*Task instructions*. Write out the material again exactly, please, and omit the pictures.

*Excerpted data*.
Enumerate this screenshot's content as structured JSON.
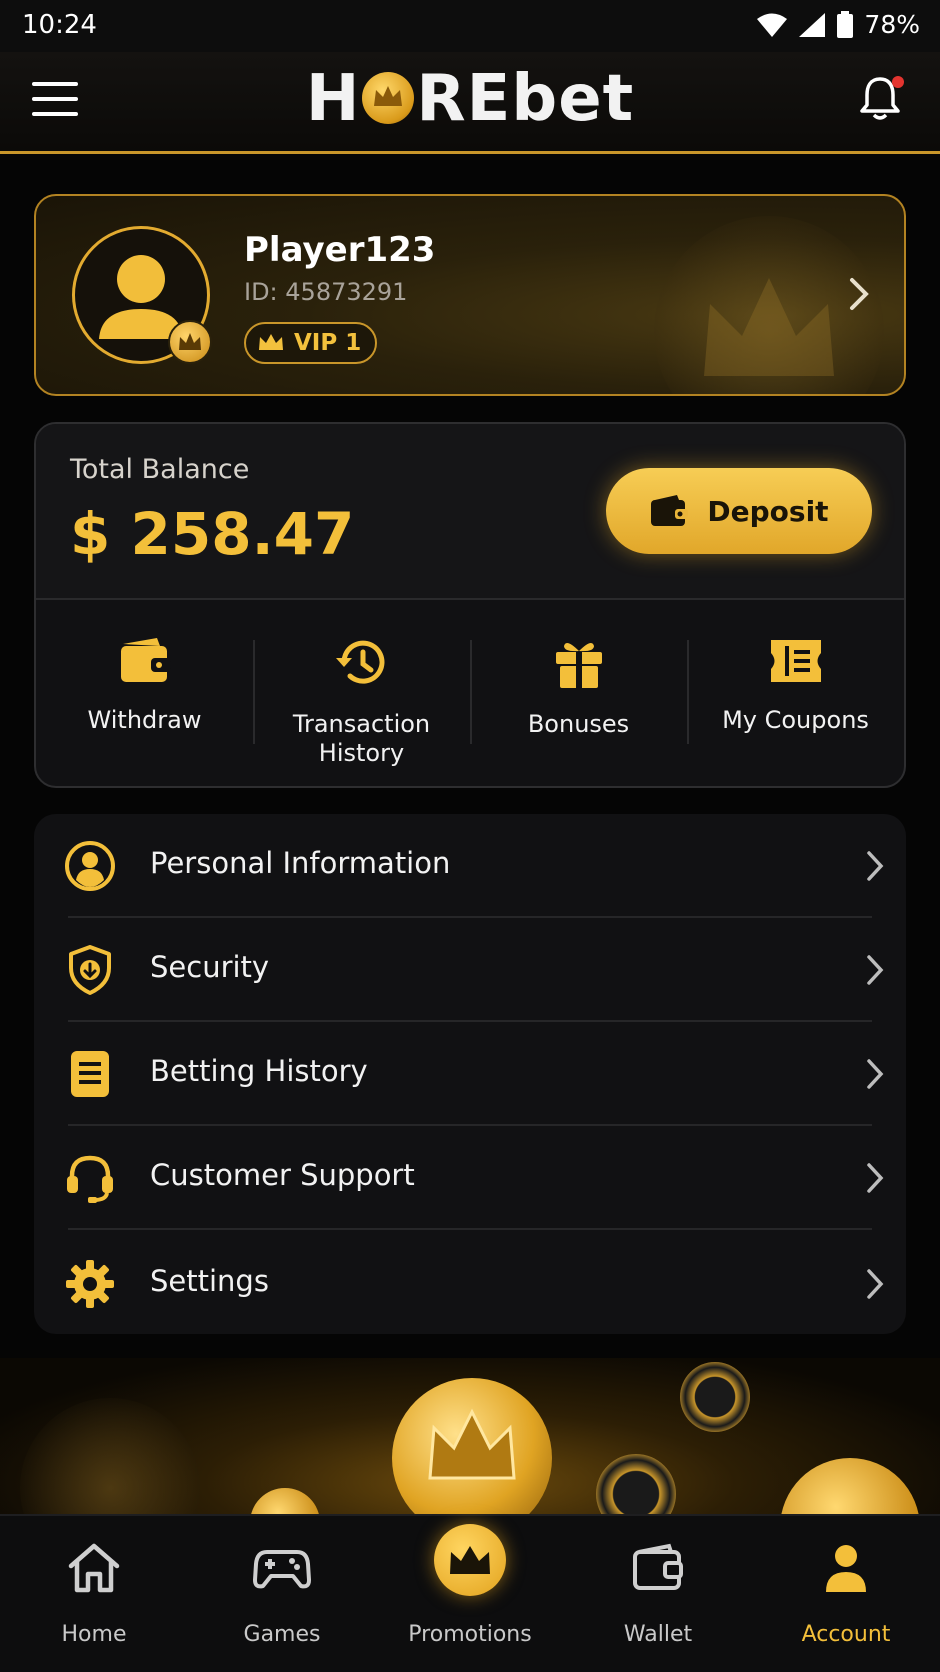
{
  "status_bar": {
    "time": "10:24",
    "battery": "78%"
  },
  "header": {
    "logo_left": "H",
    "logo_right": "REbet"
  },
  "profile": {
    "name": "Player123",
    "id_text": "ID: 45873291",
    "vip": "VIP 1"
  },
  "balance": {
    "label": "Total Balance",
    "value": "$ 258.47",
    "deposit_label": "Deposit",
    "actions": [
      {
        "label": "Withdraw"
      },
      {
        "label": "Transaction History"
      },
      {
        "label": "Bonuses"
      },
      {
        "label": "My Coupons"
      }
    ]
  },
  "menu": [
    {
      "label": "Personal Information",
      "icon": "user-circle-icon"
    },
    {
      "label": "Security",
      "icon": "shield-icon"
    },
    {
      "label": "Betting History",
      "icon": "document-icon"
    },
    {
      "label": "Customer Support",
      "icon": "headset-icon"
    },
    {
      "label": "Settings",
      "icon": "gear-icon"
    }
  ],
  "bottom_nav": [
    {
      "label": "Home",
      "icon": "home-icon"
    },
    {
      "label": "Games",
      "icon": "gamepad-icon"
    },
    {
      "label": "Promotions",
      "icon": "crown-icon"
    },
    {
      "label": "Wallet",
      "icon": "wallet-icon"
    },
    {
      "label": "Account",
      "icon": "person-icon",
      "active": true
    }
  ],
  "colors": {
    "gold": "#f3bf3a",
    "gold_border": "#c9962a",
    "background": "#050505",
    "card": "#111113"
  }
}
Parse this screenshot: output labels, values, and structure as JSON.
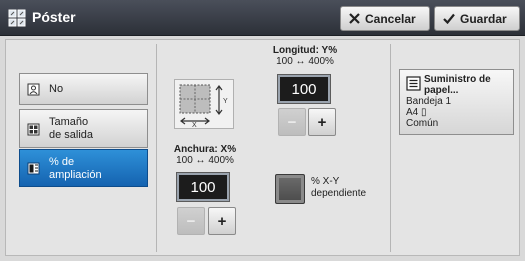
{
  "window": {
    "title": "Póster",
    "icon": "poster-icon"
  },
  "toolbar": {
    "cancel_label": "Cancelar",
    "save_label": "Guardar"
  },
  "options": [
    {
      "label": "No",
      "icon": "none-icon",
      "selected": false
    },
    {
      "label": "Tamaño\nde salida",
      "icon": "output-size-icon",
      "selected": false
    },
    {
      "label": "% de\nampliación",
      "icon": "enlargement-icon",
      "selected": true
    }
  ],
  "length": {
    "title": "Longitud: Y%",
    "range": "100 ↔ 400%",
    "value": "100",
    "minus": "−",
    "plus": "+"
  },
  "width": {
    "title": "Anchura: X%",
    "range": "100 ↔ 400%",
    "value": "100",
    "minus": "−",
    "plus": "+"
  },
  "xy_dependent": {
    "label_line1": "% X-Y",
    "label_line2": "dependiente"
  },
  "paper_supply": {
    "title_line1": "Suministro de",
    "title_line2": "papel...",
    "tray": "Bandeja 1",
    "size": "A4 ▯",
    "type": "Común"
  },
  "colors": {
    "selected": "#1f78c8",
    "titlebar": "#363a43"
  }
}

*Exercise result*.
Enumerate this screenshot's content as structured JSON.
{
  "status_bar": {
    "time": "10:24",
    "battery": "78%"
  },
  "header": {
    "logo_left": "H",
    "logo_right": "REbet"
  },
  "profile": {
    "name": "Player123",
    "id_text": "ID: 45873291",
    "vip": "VIP 1"
  },
  "balance": {
    "label": "Total Balance",
    "value": "$ 258.47",
    "deposit_label": "Deposit",
    "actions": [
      {
        "label": "Withdraw"
      },
      {
        "label": "Transaction History"
      },
      {
        "label": "Bonuses"
      },
      {
        "label": "My Coupons"
      }
    ]
  },
  "menu": [
    {
      "label": "Personal Information",
      "icon": "user-circle-icon"
    },
    {
      "label": "Security",
      "icon": "shield-icon"
    },
    {
      "label": "Betting History",
      "icon": "document-icon"
    },
    {
      "label": "Customer Support",
      "icon": "headset-icon"
    },
    {
      "label": "Settings",
      "icon": "gear-icon"
    }
  ],
  "bottom_nav": [
    {
      "label": "Home",
      "icon": "home-icon"
    },
    {
      "label": "Games",
      "icon": "gamepad-icon"
    },
    {
      "label": "Promotions",
      "icon": "crown-icon"
    },
    {
      "label": "Wallet",
      "icon": "wallet-icon"
    },
    {
      "label": "Account",
      "icon": "person-icon",
      "active": true
    }
  ],
  "colors": {
    "gold": "#f3bf3a",
    "gold_border": "#c9962a",
    "background": "#050505",
    "card": "#111113"
  }
}
Parse this screenshot: output labels, values, and structure as JSON.
{
  "window": {
    "title": "Póster",
    "icon": "poster-icon"
  },
  "toolbar": {
    "cancel_label": "Cancelar",
    "save_label": "Guardar"
  },
  "options": [
    {
      "label": "No",
      "icon": "none-icon",
      "selected": false
    },
    {
      "label": "Tamaño\nde salida",
      "icon": "output-size-icon",
      "selected": false
    },
    {
      "label": "% de\nampliación",
      "icon": "enlargement-icon",
      "selected": true
    }
  ],
  "length": {
    "title": "Longitud: Y%",
    "range": "100 ↔ 400%",
    "value": "100",
    "minus": "−",
    "plus": "+"
  },
  "width": {
    "title": "Anchura: X%",
    "range": "100 ↔ 400%",
    "value": "100",
    "minus": "−",
    "plus": "+"
  },
  "xy_dependent": {
    "label_line1": "% X-Y",
    "label_line2": "dependiente"
  },
  "paper_supply": {
    "title_line1": "Suministro de",
    "title_line2": "papel...",
    "tray": "Bandeja 1",
    "size": "A4 ▯",
    "type": "Común"
  },
  "colors": {
    "selected": "#1f78c8",
    "titlebar": "#363a43"
  }
}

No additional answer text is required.